Aim | Set the listing down unchanged, minus every embedded image.

>> BEGIN Dataset excerpts

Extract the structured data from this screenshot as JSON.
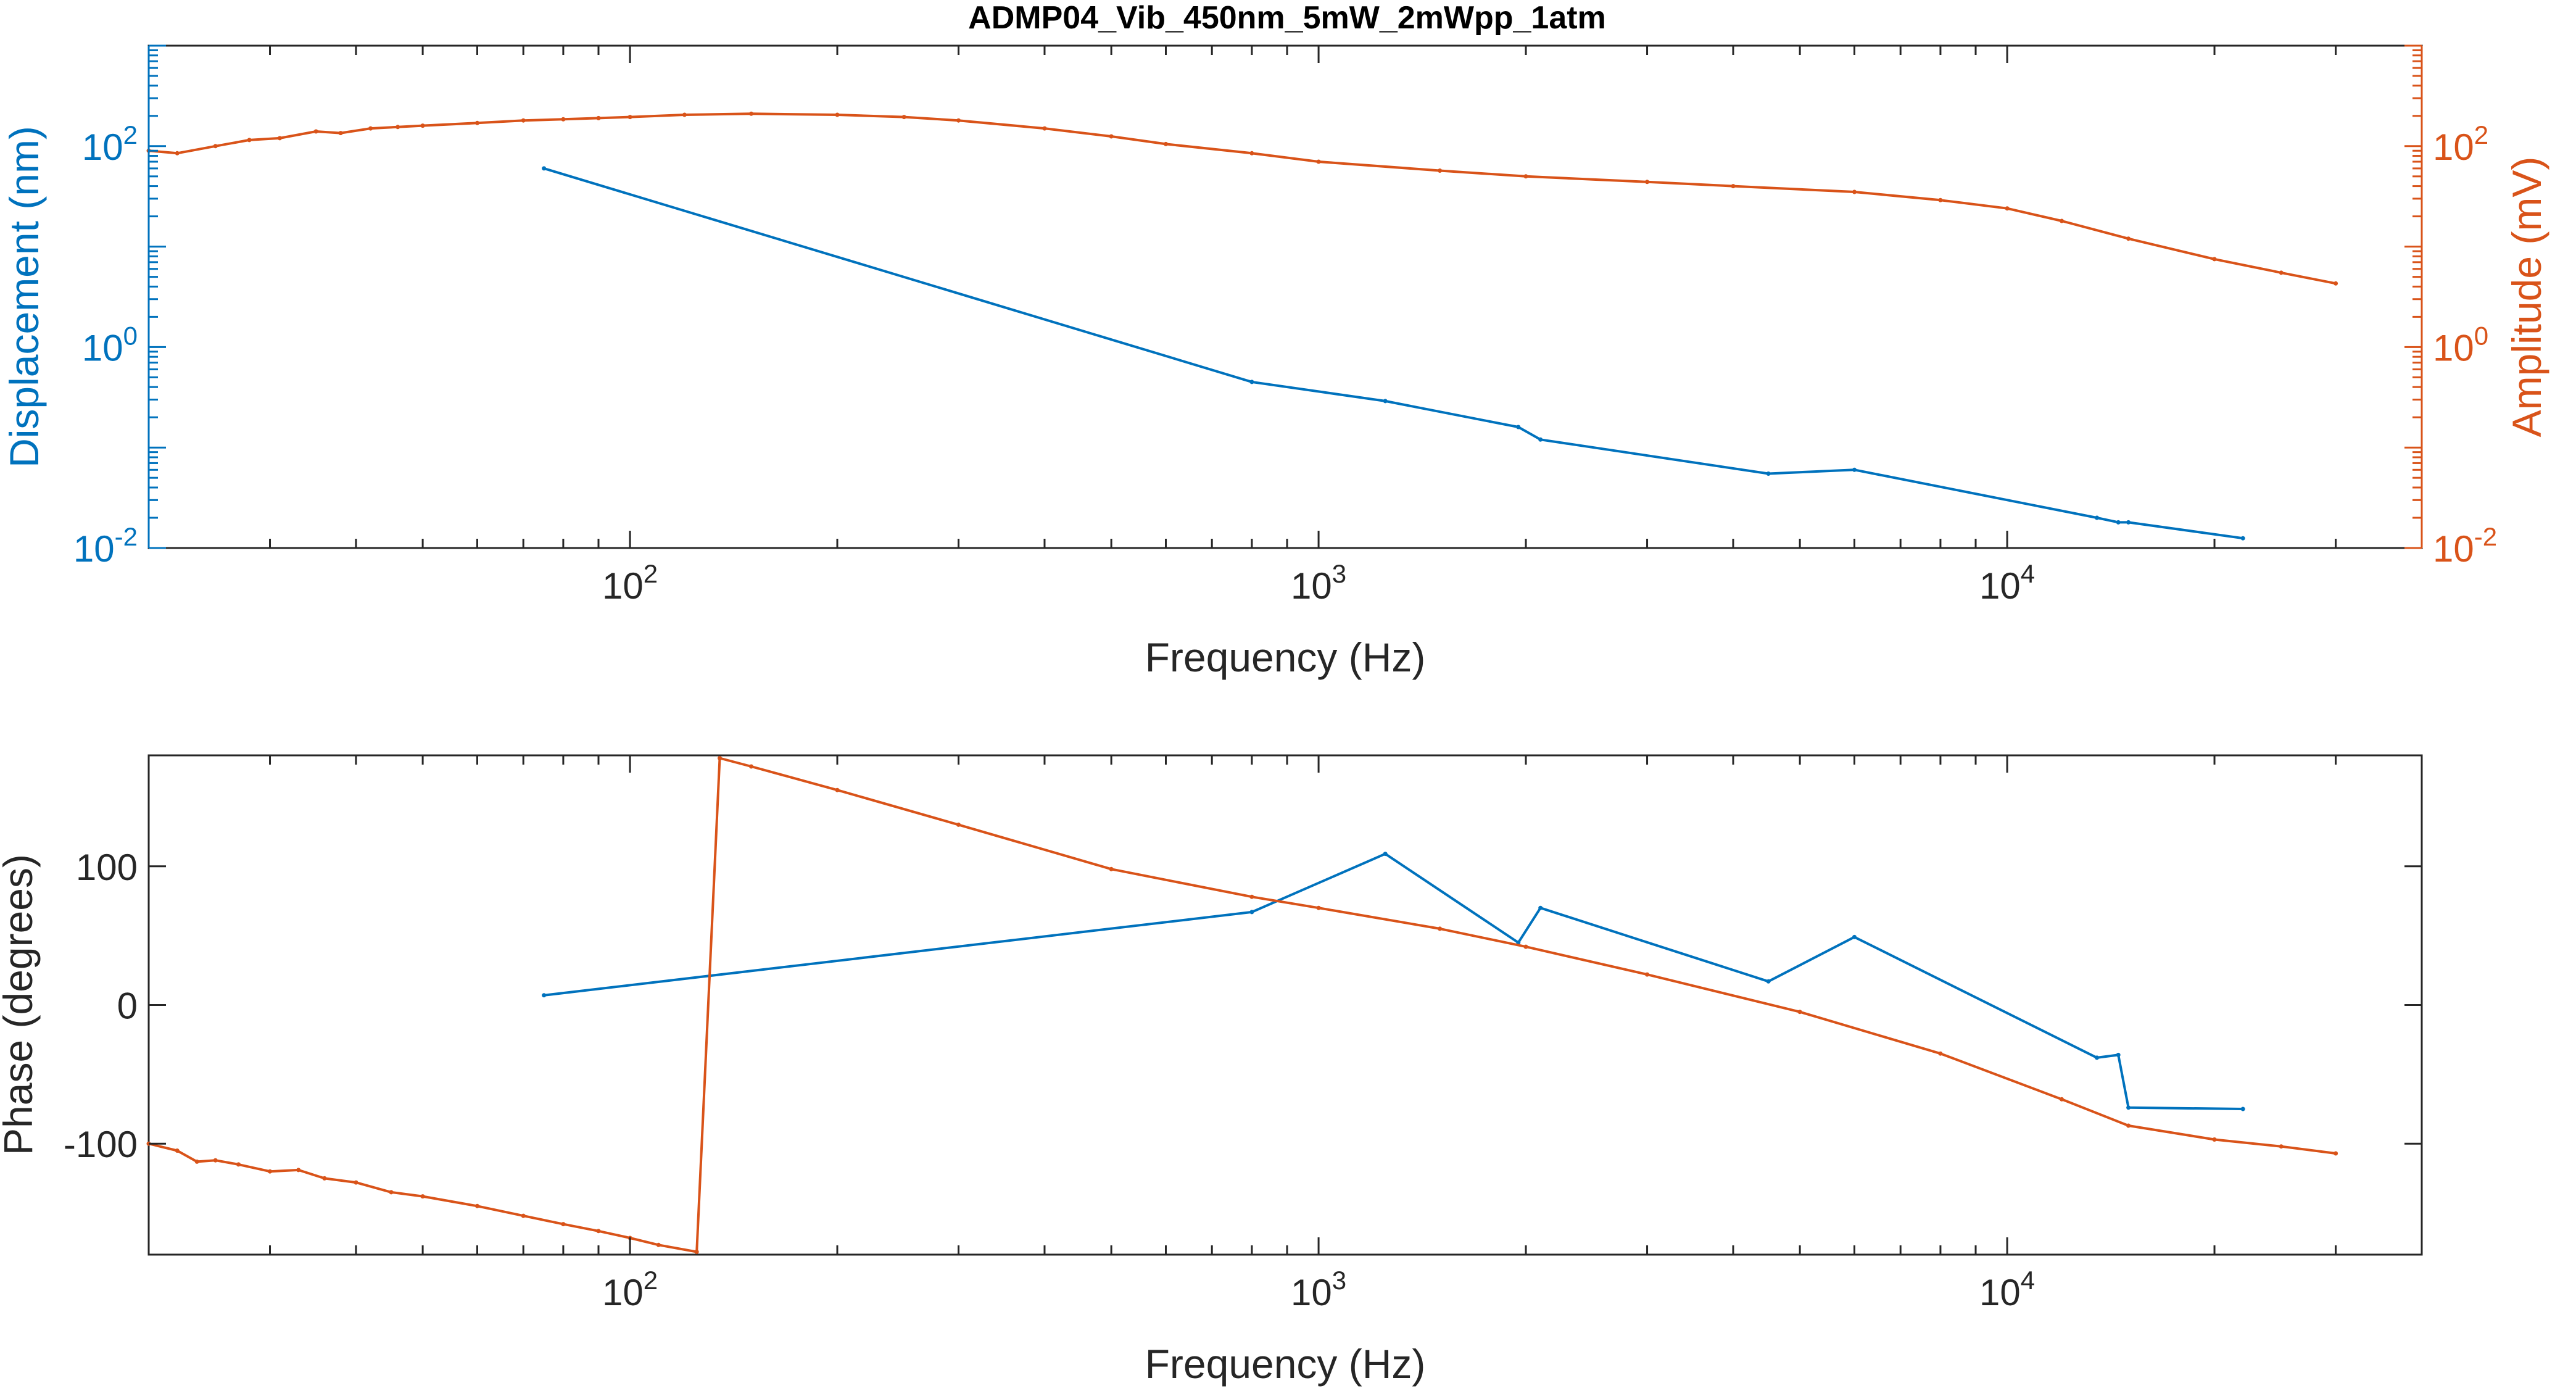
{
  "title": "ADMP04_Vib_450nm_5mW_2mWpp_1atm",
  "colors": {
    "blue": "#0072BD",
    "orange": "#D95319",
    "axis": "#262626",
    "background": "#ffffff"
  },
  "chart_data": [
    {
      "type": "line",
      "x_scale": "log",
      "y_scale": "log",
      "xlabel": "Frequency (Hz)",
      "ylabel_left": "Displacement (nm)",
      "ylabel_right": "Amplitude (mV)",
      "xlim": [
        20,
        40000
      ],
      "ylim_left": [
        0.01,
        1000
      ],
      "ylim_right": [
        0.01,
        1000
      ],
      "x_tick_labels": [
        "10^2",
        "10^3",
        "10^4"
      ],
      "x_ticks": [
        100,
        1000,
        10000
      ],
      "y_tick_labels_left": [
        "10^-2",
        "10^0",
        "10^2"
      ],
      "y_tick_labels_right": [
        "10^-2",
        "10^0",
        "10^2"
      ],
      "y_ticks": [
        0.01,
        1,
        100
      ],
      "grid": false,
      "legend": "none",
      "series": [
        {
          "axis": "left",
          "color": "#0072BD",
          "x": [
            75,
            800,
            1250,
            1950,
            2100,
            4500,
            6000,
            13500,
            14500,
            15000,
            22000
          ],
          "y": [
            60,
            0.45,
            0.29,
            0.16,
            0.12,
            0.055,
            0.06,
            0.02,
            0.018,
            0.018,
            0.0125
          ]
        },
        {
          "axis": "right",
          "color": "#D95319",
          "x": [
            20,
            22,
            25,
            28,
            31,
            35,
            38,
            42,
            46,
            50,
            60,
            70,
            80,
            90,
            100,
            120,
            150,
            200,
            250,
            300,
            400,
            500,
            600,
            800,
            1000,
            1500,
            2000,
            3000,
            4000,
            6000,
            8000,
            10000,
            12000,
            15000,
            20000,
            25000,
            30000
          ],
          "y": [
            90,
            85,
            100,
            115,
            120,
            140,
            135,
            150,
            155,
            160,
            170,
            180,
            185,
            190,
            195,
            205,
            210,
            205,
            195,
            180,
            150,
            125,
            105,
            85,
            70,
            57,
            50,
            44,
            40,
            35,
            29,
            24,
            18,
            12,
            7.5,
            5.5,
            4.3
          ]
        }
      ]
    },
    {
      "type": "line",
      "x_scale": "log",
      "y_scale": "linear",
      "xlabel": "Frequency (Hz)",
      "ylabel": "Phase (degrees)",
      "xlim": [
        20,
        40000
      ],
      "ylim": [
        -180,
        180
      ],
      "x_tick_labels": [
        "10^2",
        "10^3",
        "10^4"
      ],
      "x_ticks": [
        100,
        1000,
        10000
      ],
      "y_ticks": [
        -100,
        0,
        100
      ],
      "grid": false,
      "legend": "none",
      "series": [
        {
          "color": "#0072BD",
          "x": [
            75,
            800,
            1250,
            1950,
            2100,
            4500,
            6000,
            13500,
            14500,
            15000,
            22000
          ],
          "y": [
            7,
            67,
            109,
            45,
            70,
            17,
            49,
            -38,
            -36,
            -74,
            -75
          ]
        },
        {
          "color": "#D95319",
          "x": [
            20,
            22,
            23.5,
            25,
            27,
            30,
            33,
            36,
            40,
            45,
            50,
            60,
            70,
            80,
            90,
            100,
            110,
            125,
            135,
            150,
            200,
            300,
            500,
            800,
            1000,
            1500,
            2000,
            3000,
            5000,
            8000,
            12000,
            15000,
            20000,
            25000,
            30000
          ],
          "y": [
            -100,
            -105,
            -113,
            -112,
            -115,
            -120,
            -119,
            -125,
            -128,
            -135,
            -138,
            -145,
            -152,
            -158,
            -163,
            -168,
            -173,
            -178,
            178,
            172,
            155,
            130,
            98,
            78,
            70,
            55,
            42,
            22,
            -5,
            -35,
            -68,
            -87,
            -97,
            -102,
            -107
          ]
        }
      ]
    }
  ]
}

>> END Dataset excerpts

Task solution |
Extract the structured data from this screenshot as JSON.
{
  "title": "ADMP04_Vib_450nm_5mW_2mWpp_1atm",
  "colors": {
    "blue": "#0072BD",
    "orange": "#D95319",
    "axis": "#262626",
    "background": "#ffffff"
  },
  "chart_data": [
    {
      "type": "line",
      "x_scale": "log",
      "y_scale": "log",
      "xlabel": "Frequency (Hz)",
      "ylabel_left": "Displacement (nm)",
      "ylabel_right": "Amplitude (mV)",
      "xlim": [
        20,
        40000
      ],
      "ylim_left": [
        0.01,
        1000
      ],
      "ylim_right": [
        0.01,
        1000
      ],
      "x_tick_labels": [
        "10^2",
        "10^3",
        "10^4"
      ],
      "x_ticks": [
        100,
        1000,
        10000
      ],
      "y_tick_labels_left": [
        "10^-2",
        "10^0",
        "10^2"
      ],
      "y_tick_labels_right": [
        "10^-2",
        "10^0",
        "10^2"
      ],
      "y_ticks": [
        0.01,
        1,
        100
      ],
      "grid": false,
      "legend": "none",
      "series": [
        {
          "axis": "left",
          "color": "#0072BD",
          "x": [
            75,
            800,
            1250,
            1950,
            2100,
            4500,
            6000,
            13500,
            14500,
            15000,
            22000
          ],
          "y": [
            60,
            0.45,
            0.29,
            0.16,
            0.12,
            0.055,
            0.06,
            0.02,
            0.018,
            0.018,
            0.0125
          ]
        },
        {
          "axis": "right",
          "color": "#D95319",
          "x": [
            20,
            22,
            25,
            28,
            31,
            35,
            38,
            42,
            46,
            50,
            60,
            70,
            80,
            90,
            100,
            120,
            150,
            200,
            250,
            300,
            400,
            500,
            600,
            800,
            1000,
            1500,
            2000,
            3000,
            4000,
            6000,
            8000,
            10000,
            12000,
            15000,
            20000,
            25000,
            30000
          ],
          "y": [
            90,
            85,
            100,
            115,
            120,
            140,
            135,
            150,
            155,
            160,
            170,
            180,
            185,
            190,
            195,
            205,
            210,
            205,
            195,
            180,
            150,
            125,
            105,
            85,
            70,
            57,
            50,
            44,
            40,
            35,
            29,
            24,
            18,
            12,
            7.5,
            5.5,
            4.3
          ]
        }
      ]
    },
    {
      "type": "line",
      "x_scale": "log",
      "y_scale": "linear",
      "xlabel": "Frequency (Hz)",
      "ylabel": "Phase (degrees)",
      "xlim": [
        20,
        40000
      ],
      "ylim": [
        -180,
        180
      ],
      "x_tick_labels": [
        "10^2",
        "10^3",
        "10^4"
      ],
      "x_ticks": [
        100,
        1000,
        10000
      ],
      "y_ticks": [
        -100,
        0,
        100
      ],
      "grid": false,
      "legend": "none",
      "series": [
        {
          "color": "#0072BD",
          "x": [
            75,
            800,
            1250,
            1950,
            2100,
            4500,
            6000,
            13500,
            14500,
            15000,
            22000
          ],
          "y": [
            7,
            67,
            109,
            45,
            70,
            17,
            49,
            -38,
            -36,
            -74,
            -75
          ]
        },
        {
          "color": "#D95319",
          "x": [
            20,
            22,
            23.5,
            25,
            27,
            30,
            33,
            36,
            40,
            45,
            50,
            60,
            70,
            80,
            90,
            100,
            110,
            125,
            135,
            150,
            200,
            300,
            500,
            800,
            1000,
            1500,
            2000,
            3000,
            5000,
            8000,
            12000,
            15000,
            20000,
            25000,
            30000
          ],
          "y": [
            -100,
            -105,
            -113,
            -112,
            -115,
            -120,
            -119,
            -125,
            -128,
            -135,
            -138,
            -145,
            -152,
            -158,
            -163,
            -168,
            -173,
            -178,
            178,
            172,
            155,
            130,
            98,
            78,
            70,
            55,
            42,
            22,
            -5,
            -35,
            -68,
            -87,
            -97,
            -102,
            -107
          ]
        }
      ]
    }
  ]
}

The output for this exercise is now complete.